TO BE DONE. Gather all lines with "Date" from the records.
-- Start INPUT FOR THIS TASK --
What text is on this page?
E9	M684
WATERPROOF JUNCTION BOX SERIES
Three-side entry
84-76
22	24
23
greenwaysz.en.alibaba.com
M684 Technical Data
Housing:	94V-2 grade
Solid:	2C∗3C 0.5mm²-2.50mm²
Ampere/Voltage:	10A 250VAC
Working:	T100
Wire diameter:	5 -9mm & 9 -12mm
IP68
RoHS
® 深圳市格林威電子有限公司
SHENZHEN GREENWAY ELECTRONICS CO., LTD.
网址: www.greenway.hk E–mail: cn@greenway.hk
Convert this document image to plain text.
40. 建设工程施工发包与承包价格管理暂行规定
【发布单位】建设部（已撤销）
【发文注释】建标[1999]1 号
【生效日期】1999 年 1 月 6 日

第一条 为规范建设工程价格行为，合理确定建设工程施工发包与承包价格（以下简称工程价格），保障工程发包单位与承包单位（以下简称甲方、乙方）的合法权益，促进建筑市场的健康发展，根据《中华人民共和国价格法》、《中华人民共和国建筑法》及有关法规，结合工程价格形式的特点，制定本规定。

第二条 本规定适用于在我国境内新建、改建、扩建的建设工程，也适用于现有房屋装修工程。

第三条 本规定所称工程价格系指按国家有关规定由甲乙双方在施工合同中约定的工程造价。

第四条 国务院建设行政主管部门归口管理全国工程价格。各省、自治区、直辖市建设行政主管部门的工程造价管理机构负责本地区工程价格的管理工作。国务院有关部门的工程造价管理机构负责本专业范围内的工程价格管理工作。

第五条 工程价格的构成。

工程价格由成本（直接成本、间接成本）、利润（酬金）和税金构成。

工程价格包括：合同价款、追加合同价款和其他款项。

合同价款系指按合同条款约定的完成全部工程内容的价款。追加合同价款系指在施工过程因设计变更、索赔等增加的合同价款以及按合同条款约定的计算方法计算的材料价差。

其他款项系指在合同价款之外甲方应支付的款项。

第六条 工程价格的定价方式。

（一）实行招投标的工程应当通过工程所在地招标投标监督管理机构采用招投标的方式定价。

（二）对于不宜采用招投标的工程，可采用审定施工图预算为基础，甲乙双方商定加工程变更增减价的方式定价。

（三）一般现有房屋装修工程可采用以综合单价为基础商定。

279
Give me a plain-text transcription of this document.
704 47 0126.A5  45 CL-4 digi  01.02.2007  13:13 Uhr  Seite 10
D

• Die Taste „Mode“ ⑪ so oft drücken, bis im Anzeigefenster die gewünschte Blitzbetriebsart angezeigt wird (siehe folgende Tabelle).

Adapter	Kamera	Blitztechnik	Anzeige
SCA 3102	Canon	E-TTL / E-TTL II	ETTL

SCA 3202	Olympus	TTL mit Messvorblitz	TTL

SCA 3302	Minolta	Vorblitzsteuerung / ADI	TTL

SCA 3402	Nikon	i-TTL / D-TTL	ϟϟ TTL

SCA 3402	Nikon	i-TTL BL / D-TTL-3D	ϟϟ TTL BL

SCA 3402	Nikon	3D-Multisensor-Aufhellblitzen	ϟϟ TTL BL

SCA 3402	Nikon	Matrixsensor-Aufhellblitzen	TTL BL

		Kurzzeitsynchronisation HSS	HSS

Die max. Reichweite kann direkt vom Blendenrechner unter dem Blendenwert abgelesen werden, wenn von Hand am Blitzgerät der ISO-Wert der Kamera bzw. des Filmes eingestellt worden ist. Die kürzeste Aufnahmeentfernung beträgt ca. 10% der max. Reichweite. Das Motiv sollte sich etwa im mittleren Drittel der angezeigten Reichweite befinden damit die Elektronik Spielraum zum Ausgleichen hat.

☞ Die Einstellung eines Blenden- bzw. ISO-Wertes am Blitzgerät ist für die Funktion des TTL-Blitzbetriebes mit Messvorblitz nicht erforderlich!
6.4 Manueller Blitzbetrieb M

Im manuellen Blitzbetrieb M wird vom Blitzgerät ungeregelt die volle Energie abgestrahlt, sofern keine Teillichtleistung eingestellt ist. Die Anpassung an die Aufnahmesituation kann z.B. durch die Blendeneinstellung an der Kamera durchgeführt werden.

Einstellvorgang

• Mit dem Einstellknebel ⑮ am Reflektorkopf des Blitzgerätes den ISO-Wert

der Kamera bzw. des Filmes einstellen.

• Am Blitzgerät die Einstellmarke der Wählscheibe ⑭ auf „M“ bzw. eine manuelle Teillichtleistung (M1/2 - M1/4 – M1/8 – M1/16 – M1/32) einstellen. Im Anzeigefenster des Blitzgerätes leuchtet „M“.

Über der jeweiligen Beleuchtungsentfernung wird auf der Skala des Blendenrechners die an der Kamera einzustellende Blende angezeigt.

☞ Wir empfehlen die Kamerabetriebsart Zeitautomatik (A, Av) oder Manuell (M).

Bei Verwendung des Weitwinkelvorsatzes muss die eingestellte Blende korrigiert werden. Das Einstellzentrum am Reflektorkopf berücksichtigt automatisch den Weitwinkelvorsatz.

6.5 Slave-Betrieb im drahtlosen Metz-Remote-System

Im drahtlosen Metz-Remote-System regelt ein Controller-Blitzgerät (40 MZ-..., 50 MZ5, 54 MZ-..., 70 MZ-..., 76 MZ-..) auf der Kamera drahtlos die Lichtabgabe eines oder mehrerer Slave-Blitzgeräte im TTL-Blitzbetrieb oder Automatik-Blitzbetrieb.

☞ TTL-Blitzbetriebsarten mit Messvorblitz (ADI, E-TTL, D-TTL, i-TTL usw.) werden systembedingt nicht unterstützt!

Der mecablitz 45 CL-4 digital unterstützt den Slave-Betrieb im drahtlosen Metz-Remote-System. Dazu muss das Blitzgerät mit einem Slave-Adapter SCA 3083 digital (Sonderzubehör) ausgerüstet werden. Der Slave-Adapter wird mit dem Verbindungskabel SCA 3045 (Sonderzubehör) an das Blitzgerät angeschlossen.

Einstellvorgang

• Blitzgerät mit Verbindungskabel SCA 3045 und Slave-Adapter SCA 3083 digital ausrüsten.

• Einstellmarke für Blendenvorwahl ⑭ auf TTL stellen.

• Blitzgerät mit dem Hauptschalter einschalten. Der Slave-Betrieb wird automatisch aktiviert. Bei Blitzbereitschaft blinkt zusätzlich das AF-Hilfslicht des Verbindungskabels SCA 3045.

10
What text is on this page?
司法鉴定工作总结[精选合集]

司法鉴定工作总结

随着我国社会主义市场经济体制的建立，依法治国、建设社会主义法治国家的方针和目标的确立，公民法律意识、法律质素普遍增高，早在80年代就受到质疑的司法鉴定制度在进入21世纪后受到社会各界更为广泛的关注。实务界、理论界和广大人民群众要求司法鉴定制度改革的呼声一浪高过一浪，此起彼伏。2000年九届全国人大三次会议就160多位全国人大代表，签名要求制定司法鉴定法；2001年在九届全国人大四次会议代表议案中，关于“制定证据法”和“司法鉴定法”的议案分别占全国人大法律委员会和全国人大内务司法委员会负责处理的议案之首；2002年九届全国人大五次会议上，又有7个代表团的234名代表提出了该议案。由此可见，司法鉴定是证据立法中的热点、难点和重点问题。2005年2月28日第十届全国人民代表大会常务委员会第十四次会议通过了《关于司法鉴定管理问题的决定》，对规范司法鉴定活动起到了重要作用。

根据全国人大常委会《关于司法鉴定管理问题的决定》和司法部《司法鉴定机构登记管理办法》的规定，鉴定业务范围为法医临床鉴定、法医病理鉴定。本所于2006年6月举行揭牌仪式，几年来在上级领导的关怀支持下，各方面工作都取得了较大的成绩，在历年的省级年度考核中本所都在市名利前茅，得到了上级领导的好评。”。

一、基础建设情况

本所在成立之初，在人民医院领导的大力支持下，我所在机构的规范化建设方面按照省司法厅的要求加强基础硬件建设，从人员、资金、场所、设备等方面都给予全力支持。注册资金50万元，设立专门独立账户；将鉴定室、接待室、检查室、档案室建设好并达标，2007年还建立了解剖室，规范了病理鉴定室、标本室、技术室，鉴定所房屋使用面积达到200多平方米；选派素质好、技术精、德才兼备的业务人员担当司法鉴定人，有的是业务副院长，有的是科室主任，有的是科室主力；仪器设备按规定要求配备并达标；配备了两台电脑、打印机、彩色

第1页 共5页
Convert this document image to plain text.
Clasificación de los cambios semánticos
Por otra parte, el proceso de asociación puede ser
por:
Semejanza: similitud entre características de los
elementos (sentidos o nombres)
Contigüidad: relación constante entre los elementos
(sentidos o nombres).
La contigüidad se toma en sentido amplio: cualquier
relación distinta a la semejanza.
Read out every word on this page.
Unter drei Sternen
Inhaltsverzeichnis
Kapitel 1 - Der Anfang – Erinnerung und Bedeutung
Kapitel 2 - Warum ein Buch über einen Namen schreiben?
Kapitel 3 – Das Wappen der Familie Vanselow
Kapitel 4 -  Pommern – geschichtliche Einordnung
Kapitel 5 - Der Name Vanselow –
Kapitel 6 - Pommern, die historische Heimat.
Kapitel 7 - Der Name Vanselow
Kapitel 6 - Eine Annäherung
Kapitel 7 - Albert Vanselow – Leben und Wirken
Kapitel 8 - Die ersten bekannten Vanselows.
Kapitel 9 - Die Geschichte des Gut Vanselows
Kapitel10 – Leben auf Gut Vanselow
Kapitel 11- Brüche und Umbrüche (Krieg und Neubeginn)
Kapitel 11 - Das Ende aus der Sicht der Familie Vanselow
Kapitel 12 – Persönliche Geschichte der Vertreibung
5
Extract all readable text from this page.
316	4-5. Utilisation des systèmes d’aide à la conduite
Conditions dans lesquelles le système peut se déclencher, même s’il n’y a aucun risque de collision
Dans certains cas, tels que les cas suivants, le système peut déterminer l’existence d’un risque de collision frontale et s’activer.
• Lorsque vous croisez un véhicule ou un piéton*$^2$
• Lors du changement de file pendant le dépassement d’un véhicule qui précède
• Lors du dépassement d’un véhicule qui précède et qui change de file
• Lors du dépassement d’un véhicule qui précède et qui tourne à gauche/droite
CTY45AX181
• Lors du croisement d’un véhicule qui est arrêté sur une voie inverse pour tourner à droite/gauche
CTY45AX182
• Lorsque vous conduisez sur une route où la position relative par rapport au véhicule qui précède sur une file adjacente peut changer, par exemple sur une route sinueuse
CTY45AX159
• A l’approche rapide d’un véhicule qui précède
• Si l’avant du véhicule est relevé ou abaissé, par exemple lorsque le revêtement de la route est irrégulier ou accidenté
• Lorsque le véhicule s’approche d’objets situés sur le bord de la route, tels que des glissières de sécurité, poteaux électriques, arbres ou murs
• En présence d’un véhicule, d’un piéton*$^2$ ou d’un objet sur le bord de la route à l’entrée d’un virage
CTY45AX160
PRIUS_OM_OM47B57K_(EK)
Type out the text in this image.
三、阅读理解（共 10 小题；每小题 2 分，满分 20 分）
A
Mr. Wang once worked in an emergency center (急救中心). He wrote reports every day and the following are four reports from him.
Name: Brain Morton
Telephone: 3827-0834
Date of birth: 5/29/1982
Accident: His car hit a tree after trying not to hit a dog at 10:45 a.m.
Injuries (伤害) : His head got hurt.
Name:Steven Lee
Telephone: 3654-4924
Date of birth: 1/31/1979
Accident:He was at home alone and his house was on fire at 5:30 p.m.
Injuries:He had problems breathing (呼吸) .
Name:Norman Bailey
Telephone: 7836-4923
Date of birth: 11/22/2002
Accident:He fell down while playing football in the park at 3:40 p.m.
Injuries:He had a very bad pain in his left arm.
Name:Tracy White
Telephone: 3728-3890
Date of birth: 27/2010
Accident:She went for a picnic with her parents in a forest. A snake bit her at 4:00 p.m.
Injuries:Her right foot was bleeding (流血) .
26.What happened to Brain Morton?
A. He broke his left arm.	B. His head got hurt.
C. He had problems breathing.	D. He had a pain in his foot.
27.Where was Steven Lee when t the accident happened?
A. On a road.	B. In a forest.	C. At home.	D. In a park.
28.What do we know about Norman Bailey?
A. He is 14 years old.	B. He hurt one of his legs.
-- End INPUT FOR THIS TASK --
FINISHED TASK.
Date of birth: 5/29/1982
Date of birth: 1/31/1979
Date of birth: 11/22/2002
Date of birth: 27/2010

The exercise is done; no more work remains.